#### [Given task]
Copy every line of the records below, character for character, without changing anything.
>> start
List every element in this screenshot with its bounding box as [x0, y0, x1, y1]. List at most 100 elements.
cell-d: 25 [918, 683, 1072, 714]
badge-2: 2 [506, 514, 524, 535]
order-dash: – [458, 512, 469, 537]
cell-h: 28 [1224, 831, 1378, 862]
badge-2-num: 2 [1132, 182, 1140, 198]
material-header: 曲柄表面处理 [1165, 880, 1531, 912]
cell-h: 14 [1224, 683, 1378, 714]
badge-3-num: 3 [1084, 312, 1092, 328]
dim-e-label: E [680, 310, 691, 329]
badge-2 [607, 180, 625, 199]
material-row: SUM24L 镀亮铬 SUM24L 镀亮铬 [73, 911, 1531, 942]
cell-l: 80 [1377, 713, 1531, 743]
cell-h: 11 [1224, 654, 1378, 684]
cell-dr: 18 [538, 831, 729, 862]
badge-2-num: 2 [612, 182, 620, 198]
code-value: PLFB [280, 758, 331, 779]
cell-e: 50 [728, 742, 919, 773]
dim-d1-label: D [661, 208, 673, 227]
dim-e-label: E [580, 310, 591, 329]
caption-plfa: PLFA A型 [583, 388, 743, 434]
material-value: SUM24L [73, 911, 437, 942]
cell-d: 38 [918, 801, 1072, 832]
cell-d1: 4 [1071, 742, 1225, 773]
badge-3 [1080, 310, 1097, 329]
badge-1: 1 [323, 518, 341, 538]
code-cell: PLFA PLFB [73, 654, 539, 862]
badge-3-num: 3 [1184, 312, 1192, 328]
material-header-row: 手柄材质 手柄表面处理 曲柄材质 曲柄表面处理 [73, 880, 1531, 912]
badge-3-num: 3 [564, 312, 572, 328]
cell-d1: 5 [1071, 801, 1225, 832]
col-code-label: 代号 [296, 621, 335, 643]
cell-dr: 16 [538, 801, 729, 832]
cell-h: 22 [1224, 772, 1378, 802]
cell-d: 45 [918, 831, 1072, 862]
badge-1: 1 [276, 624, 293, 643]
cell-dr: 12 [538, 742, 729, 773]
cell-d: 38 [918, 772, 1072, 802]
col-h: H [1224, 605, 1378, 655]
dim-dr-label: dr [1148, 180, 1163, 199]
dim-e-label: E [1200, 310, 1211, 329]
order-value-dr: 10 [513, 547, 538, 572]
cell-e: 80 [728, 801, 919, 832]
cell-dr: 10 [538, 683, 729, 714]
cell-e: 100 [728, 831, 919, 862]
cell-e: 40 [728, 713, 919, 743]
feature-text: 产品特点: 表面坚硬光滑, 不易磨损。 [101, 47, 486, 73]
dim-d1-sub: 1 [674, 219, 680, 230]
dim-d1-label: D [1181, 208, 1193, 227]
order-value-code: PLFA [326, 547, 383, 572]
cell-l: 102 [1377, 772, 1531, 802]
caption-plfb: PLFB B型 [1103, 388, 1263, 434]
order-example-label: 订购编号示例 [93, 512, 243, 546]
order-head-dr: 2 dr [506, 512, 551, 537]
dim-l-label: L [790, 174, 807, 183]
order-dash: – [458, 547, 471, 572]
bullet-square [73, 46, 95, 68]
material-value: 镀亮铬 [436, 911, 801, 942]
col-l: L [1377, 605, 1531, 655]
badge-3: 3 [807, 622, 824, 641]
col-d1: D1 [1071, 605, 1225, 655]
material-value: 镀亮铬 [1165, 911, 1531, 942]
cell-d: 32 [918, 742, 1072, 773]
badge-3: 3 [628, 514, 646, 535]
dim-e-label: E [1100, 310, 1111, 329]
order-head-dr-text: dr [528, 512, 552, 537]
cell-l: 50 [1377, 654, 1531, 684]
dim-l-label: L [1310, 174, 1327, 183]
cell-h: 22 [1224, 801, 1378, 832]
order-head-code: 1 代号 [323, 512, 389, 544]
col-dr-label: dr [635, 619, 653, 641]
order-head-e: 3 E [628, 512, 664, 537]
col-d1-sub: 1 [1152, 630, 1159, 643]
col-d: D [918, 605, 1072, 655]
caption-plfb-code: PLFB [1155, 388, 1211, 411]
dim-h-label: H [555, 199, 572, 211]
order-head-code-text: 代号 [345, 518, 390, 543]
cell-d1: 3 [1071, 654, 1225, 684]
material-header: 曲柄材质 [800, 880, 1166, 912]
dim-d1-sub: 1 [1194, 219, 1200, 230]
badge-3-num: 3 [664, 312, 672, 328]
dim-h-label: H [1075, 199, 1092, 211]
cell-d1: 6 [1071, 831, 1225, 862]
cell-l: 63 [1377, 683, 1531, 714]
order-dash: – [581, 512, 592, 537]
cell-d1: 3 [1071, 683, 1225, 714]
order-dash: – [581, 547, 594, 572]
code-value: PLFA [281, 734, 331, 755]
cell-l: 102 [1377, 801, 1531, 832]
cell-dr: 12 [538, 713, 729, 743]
>> end
#### [The answer]
List every element in this screenshot with its bounding box as [x0, y0, x1, y1]. List at most 100 elements.
cell-d: 25 [918, 683, 1072, 714]
badge-2: 2 [506, 514, 524, 535]
order-dash: – [458, 512, 469, 537]
cell-h: 28 [1224, 831, 1378, 862]
badge-2-num: 2 [1132, 182, 1140, 198]
material-header: 曲柄表面处理 [1165, 880, 1531, 912]
cell-h: 14 [1224, 683, 1378, 714]
badge-3-num: 3 [1084, 312, 1092, 328]
dim-e-label: E [680, 310, 691, 329]
badge-2 [607, 180, 625, 199]
material-row: SUM24L 镀亮铬 SUM24L 镀亮铬 [73, 911, 1531, 942]
cell-l: 80 [1377, 713, 1531, 743]
cell-h: 11 [1224, 654, 1378, 684]
cell-dr: 18 [538, 831, 729, 862]
badge-2-num: 2 [612, 182, 620, 198]
code-value: PLFB [280, 758, 331, 779]
cell-e: 50 [728, 742, 919, 773]
dim-d1-label: D [661, 208, 673, 227]
dim-e-label: E [580, 310, 591, 329]
caption-plfa: PLFA A型 [583, 388, 743, 434]
material-value: SUM24L [73, 911, 437, 942]
cell-d: 38 [918, 801, 1072, 832]
cell-d1: 4 [1071, 742, 1225, 773]
badge-3 [1080, 310, 1097, 329]
badge-1: 1 [323, 518, 341, 538]
code-cell: PLFA PLFB [73, 654, 539, 862]
badge-3-num: 3 [1184, 312, 1192, 328]
material-header-row: 手柄材质 手柄表面处理 曲柄材质 曲柄表面处理 [73, 880, 1531, 912]
badge-3-num: 3 [564, 312, 572, 328]
cell-d1: 5 [1071, 801, 1225, 832]
col-code-label: 代号 [296, 621, 335, 643]
cell-dr: 16 [538, 801, 729, 832]
cell-h: 22 [1224, 772, 1378, 802]
cell-d: 45 [918, 831, 1072, 862]
badge-1: 1 [276, 624, 293, 643]
cell-dr: 12 [538, 742, 729, 773]
cell-d: 38 [918, 772, 1072, 802]
col-h: H [1224, 605, 1378, 655]
dim-dr-label: dr [1148, 180, 1163, 199]
dim-e-label: E [1200, 310, 1211, 329]
order-value-dr: 10 [513, 547, 538, 572]
cell-e: 80 [728, 801, 919, 832]
cell-dr: 10 [538, 683, 729, 714]
cell-e: 100 [728, 831, 919, 862]
cell-e: 40 [728, 713, 919, 743]
feature-text: 产品特点: 表面坚硬光滑, 不易磨损。 [101, 47, 486, 73]
dim-d1-sub: 1 [674, 219, 680, 230]
dim-d1-label: D [1181, 208, 1193, 227]
order-value-code: PLFA [326, 547, 383, 572]
cell-l: 102 [1377, 772, 1531, 802]
caption-plfb: PLFB B型 [1103, 388, 1263, 434]
order-example-label: 订购编号示例 [93, 512, 243, 546]
order-head-dr: 2 dr [506, 512, 551, 537]
dim-l-label: L [790, 174, 807, 183]
order-dash: – [458, 547, 471, 572]
bullet-square [73, 46, 95, 68]
material-value: 镀亮铬 [436, 911, 801, 942]
col-l: L [1377, 605, 1531, 655]
badge-3: 3 [807, 622, 824, 641]
col-d1: D1 [1071, 605, 1225, 655]
material-value: 镀亮铬 [1165, 911, 1531, 942]
cell-d: 32 [918, 742, 1072, 773]
badge-3: 3 [628, 514, 646, 535]
dim-e-label: E [1100, 310, 1111, 329]
order-head-dr-text: dr [528, 512, 552, 537]
cell-l: 50 [1377, 654, 1531, 684]
dim-l-label: L [1310, 174, 1327, 183]
cell-h: 22 [1224, 801, 1378, 832]
order-head-code: 1 代号 [323, 512, 389, 544]
col-dr-label: dr [635, 619, 653, 641]
order-head-e: 3 E [628, 512, 664, 537]
col-d1-sub: 1 [1152, 630, 1159, 643]
col-d: D [918, 605, 1072, 655]
caption-plfb-code: PLFB [1155, 388, 1211, 411]
dim-h-label: H [555, 199, 572, 211]
order-head-code-text: 代号 [345, 518, 390, 543]
cell-d1: 3 [1071, 654, 1225, 684]
material-header: 曲柄材质 [800, 880, 1166, 912]
dim-d1-sub: 1 [1194, 219, 1200, 230]
badge-3-num: 3 [664, 312, 672, 328]
dim-h-label: H [1075, 199, 1092, 211]
cell-d1: 6 [1071, 831, 1225, 862]
cell-l: 63 [1377, 683, 1531, 714]
order-dash: – [581, 512, 592, 537]
cell-d1: 3 [1071, 683, 1225, 714]
order-dash: – [581, 547, 594, 572]
code-value: PLFA [281, 734, 331, 755]
cell-l: 102 [1377, 801, 1531, 832]
cell-dr: 12 [538, 713, 729, 743]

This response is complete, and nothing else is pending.